§ **TASK INSTRUCTIONS**
Give the entries again exactly, every one of them.

§ **RECORDS SUPPLIED**
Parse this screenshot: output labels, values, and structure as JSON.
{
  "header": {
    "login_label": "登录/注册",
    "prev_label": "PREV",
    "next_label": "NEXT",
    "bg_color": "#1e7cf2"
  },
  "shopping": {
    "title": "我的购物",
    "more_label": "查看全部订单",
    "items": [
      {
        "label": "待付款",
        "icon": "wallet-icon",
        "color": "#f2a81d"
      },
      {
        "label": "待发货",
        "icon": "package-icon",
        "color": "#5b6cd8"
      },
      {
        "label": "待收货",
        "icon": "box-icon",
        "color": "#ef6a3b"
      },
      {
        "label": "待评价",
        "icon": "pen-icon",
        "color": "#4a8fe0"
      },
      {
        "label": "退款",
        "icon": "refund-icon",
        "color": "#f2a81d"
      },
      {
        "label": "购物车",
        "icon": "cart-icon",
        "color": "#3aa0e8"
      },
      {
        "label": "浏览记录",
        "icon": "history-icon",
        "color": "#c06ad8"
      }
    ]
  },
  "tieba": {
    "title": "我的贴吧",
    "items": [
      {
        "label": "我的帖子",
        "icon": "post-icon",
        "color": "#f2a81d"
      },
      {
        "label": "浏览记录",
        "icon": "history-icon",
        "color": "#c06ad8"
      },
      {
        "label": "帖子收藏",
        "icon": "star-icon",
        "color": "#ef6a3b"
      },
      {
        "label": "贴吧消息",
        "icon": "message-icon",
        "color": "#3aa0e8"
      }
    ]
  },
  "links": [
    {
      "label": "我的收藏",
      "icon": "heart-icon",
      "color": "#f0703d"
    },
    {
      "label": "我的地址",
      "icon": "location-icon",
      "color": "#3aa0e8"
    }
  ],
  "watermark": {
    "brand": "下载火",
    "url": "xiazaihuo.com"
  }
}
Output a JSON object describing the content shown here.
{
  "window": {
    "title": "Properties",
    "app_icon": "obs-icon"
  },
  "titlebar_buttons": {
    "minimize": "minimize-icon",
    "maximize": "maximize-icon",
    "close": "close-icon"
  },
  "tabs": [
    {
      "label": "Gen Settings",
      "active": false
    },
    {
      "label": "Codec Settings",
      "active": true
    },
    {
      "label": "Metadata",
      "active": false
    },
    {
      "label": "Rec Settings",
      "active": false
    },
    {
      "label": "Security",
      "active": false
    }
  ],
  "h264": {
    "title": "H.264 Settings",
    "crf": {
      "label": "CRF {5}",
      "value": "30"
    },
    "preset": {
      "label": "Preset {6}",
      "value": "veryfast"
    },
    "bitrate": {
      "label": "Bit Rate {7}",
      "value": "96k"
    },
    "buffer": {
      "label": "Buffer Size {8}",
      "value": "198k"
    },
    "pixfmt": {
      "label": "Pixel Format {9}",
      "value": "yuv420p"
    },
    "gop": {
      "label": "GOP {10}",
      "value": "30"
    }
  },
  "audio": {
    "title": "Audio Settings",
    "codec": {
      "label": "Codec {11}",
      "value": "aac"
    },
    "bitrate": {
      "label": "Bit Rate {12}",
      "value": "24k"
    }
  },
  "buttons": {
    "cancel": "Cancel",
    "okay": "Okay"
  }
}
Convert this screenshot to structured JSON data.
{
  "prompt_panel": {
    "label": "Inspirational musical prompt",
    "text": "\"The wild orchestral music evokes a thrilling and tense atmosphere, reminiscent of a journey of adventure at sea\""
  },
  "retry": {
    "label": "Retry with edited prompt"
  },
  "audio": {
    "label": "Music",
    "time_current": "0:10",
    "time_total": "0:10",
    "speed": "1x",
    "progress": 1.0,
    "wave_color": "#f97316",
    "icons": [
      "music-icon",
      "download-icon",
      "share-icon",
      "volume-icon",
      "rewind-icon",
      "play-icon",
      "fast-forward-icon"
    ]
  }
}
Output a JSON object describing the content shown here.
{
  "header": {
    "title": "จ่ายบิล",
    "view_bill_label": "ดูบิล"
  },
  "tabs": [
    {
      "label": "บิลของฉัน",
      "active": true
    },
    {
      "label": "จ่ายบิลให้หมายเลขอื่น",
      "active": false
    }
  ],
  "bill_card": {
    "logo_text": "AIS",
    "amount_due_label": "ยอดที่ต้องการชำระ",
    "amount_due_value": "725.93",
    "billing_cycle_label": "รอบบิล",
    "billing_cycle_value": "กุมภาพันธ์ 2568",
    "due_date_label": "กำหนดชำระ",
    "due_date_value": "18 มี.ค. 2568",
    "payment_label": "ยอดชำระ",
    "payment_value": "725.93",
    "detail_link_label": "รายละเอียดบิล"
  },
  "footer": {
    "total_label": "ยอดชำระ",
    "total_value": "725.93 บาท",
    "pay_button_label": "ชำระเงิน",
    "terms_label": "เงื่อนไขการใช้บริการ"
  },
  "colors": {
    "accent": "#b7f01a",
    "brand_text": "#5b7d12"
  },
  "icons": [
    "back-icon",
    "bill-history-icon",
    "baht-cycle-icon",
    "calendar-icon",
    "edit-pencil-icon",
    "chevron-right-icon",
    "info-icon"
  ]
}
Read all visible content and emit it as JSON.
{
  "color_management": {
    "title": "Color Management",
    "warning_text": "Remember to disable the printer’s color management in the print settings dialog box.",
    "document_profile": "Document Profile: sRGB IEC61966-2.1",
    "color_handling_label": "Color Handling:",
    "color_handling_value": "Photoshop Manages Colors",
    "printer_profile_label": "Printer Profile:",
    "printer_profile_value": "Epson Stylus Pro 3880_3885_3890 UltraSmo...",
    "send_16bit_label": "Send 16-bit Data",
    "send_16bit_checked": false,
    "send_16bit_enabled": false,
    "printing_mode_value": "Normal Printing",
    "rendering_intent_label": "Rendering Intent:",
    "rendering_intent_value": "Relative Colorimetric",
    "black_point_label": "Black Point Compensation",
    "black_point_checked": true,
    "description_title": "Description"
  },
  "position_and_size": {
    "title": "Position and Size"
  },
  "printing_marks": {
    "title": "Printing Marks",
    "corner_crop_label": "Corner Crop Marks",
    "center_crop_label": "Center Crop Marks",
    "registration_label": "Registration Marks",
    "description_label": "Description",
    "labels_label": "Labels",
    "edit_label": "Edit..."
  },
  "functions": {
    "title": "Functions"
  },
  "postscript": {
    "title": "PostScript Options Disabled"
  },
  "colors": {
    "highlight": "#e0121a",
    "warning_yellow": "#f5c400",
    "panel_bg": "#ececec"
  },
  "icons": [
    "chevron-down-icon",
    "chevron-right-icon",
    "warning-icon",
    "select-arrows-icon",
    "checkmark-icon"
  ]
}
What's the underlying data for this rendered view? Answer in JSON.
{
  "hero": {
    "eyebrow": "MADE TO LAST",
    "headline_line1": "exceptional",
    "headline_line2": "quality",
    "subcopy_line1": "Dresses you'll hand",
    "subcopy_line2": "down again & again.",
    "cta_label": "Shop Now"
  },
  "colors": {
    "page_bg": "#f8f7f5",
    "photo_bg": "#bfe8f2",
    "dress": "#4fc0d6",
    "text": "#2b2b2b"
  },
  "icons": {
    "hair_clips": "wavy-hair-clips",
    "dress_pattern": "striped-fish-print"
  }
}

§ **RESULT FOR THIS EXERCISE**
Parse this screenshot: output labels, values, and structure as JSON.
{
  "header": {
    "login_label": "登录/注册",
    "prev_label": "PREV",
    "next_label": "NEXT",
    "bg_color": "#1e7cf2"
  },
  "shopping": {
    "title": "我的购物",
    "more_label": "查看全部订单",
    "items": [
      {
        "label": "待付款",
        "icon": "wallet-icon",
        "color": "#f2a81d"
      },
      {
        "label": "待发货",
        "icon": "package-icon",
        "color": "#5b6cd8"
      },
      {
        "label": "待收货",
        "icon": "box-icon",
        "color": "#ef6a3b"
      },
      {
        "label": "待评价",
        "icon": "pen-icon",
        "color": "#4a8fe0"
      },
      {
        "label": "退款",
        "icon": "refund-icon",
        "color": "#f2a81d"
      },
      {
        "label": "购物车",
        "icon": "cart-icon",
        "color": "#3aa0e8"
      },
      {
        "label": "浏览记录",
        "icon": "history-icon",
        "color": "#c06ad8"
      }
    ]
  },
  "tieba": {
    "title": "我的贴吧",
    "items": [
      {
        "label": "我的帖子",
        "icon": "post-icon",
        "color": "#f2a81d"
      },
      {
        "label": "浏览记录",
        "icon": "history-icon",
        "color": "#c06ad8"
      },
      {
        "label": "帖子收藏",
        "icon": "star-icon",
        "color": "#ef6a3b"
      },
      {
        "label": "贴吧消息",
        "icon": "message-icon",
        "color": "#3aa0e8"
      }
    ]
  },
  "links": [
    {
      "label": "我的收藏",
      "icon": "heart-icon",
      "color": "#f0703d"
    },
    {
      "label": "我的地址",
      "icon": "location-icon",
      "color": "#3aa0e8"
    }
  ],
  "watermark": {
    "brand": "下载火",
    "url": "xiazaihuo.com"
  }
}
Output a JSON object describing the content shown here.
{
  "window": {
    "title": "Properties",
    "app_icon": "obs-icon"
  },
  "titlebar_buttons": {
    "minimize": "minimize-icon",
    "maximize": "maximize-icon",
    "close": "close-icon"
  },
  "tabs": [
    {
      "label": "Gen Settings",
      "active": false
    },
    {
      "label": "Codec Settings",
      "active": true
    },
    {
      "label": "Metadata",
      "active": false
    },
    {
      "label": "Rec Settings",
      "active": false
    },
    {
      "label": "Security",
      "active": false
    }
  ],
  "h264": {
    "title": "H.264 Settings",
    "crf": {
      "label": "CRF {5}",
      "value": "30"
    },
    "preset": {
      "label": "Preset {6}",
      "value": "veryfast"
    },
    "bitrate": {
      "label": "Bit Rate {7}",
      "value": "96k"
    },
    "buffer": {
      "label": "Buffer Size {8}",
      "value": "198k"
    },
    "pixfmt": {
      "label": "Pixel Format {9}",
      "value": "yuv420p"
    },
    "gop": {
      "label": "GOP {10}",
      "value": "30"
    }
  },
  "audio": {
    "title": "Audio Settings",
    "codec": {
      "label": "Codec {11}",
      "value": "aac"
    },
    "bitrate": {
      "label": "Bit Rate {12}",
      "value": "24k"
    }
  },
  "buttons": {
    "cancel": "Cancel",
    "okay": "Okay"
  }
}
Convert this screenshot to structured JSON data.
{
  "prompt_panel": {
    "label": "Inspirational musical prompt",
    "text": "\"The wild orchestral music evokes a thrilling and tense atmosphere, reminiscent of a journey of adventure at sea\""
  },
  "retry": {
    "label": "Retry with edited prompt"
  },
  "audio": {
    "label": "Music",
    "time_current": "0:10",
    "time_total": "0:10",
    "speed": "1x",
    "progress": 1.0,
    "wave_color": "#f97316",
    "icons": [
      "music-icon",
      "download-icon",
      "share-icon",
      "volume-icon",
      "rewind-icon",
      "play-icon",
      "fast-forward-icon"
    ]
  }
}
Output a JSON object describing the content shown here.
{
  "header": {
    "title": "จ่ายบิล",
    "view_bill_label": "ดูบิล"
  },
  "tabs": [
    {
      "label": "บิลของฉัน",
      "active": true
    },
    {
      "label": "จ่ายบิลให้หมายเลขอื่น",
      "active": false
    }
  ],
  "bill_card": {
    "logo_text": "AIS",
    "amount_due_label": "ยอดที่ต้องการชำระ",
    "amount_due_value": "725.93",
    "billing_cycle_label": "รอบบิล",
    "billing_cycle_value": "กุมภาพันธ์ 2568",
    "due_date_label": "กำหนดชำระ",
    "due_date_value": "18 มี.ค. 2568",
    "payment_label": "ยอดชำระ",
    "payment_value": "725.93",
    "detail_link_label": "รายละเอียดบิล"
  },
  "footer": {
    "total_label": "ยอดชำระ",
    "total_value": "725.93 บาท",
    "pay_button_label": "ชำระเงิน",
    "terms_label": "เงื่อนไขการใช้บริการ"
  },
  "colors": {
    "accent": "#b7f01a",
    "brand_text": "#5b7d12"
  },
  "icons": [
    "back-icon",
    "bill-history-icon",
    "baht-cycle-icon",
    "calendar-icon",
    "edit-pencil-icon",
    "chevron-right-icon",
    "info-icon"
  ]
}
Read all visible content and emit it as JSON.
{
  "color_management": {
    "title": "Color Management",
    "warning_text": "Remember to disable the printer’s color management in the print settings dialog box.",
    "document_profile": "Document Profile: sRGB IEC61966-2.1",
    "color_handling_label": "Color Handling:",
    "color_handling_value": "Photoshop Manages Colors",
    "printer_profile_label": "Printer Profile:",
    "printer_profile_value": "Epson Stylus Pro 3880_3885_3890 UltraSmo...",
    "send_16bit_label": "Send 16-bit Data",
    "send_16bit_checked": false,
    "send_16bit_enabled": false,
    "printing_mode_value": "Normal Printing",
    "rendering_intent_label": "Rendering Intent:",
    "rendering_intent_value": "Relative Colorimetric",
    "black_point_label": "Black Point Compensation",
    "black_point_checked": true,
    "description_title": "Description"
  },
  "position_and_size": {
    "title": "Position and Size"
  },
  "printing_marks": {
    "title": "Printing Marks",
    "corner_crop_label": "Corner Crop Marks",
    "center_crop_label": "Center Crop Marks",
    "registration_label": "Registration Marks",
    "description_label": "Description",
    "labels_label": "Labels",
    "edit_label": "Edit..."
  },
  "functions": {
    "title": "Functions"
  },
  "postscript": {
    "title": "PostScript Options Disabled"
  },
  "colors": {
    "highlight": "#e0121a",
    "warning_yellow": "#f5c400",
    "panel_bg": "#ececec"
  },
  "icons": [
    "chevron-down-icon",
    "chevron-right-icon",
    "warning-icon",
    "select-arrows-icon",
    "checkmark-icon"
  ]
}
What's the underlying data for this rendered view? Answer in JSON.
{
  "hero": {
    "eyebrow": "MADE TO LAST",
    "headline_line1": "exceptional",
    "headline_line2": "quality",
    "subcopy_line1": "Dresses you'll hand",
    "subcopy_line2": "down again & again.",
    "cta_label": "Shop Now"
  },
  "colors": {
    "page_bg": "#f8f7f5",
    "photo_bg": "#bfe8f2",
    "dress": "#4fc0d6",
    "text": "#2b2b2b"
  },
  "icons": {
    "hair_clips": "wavy-hair-clips",
    "dress_pattern": "striped-fish-print"
  }
}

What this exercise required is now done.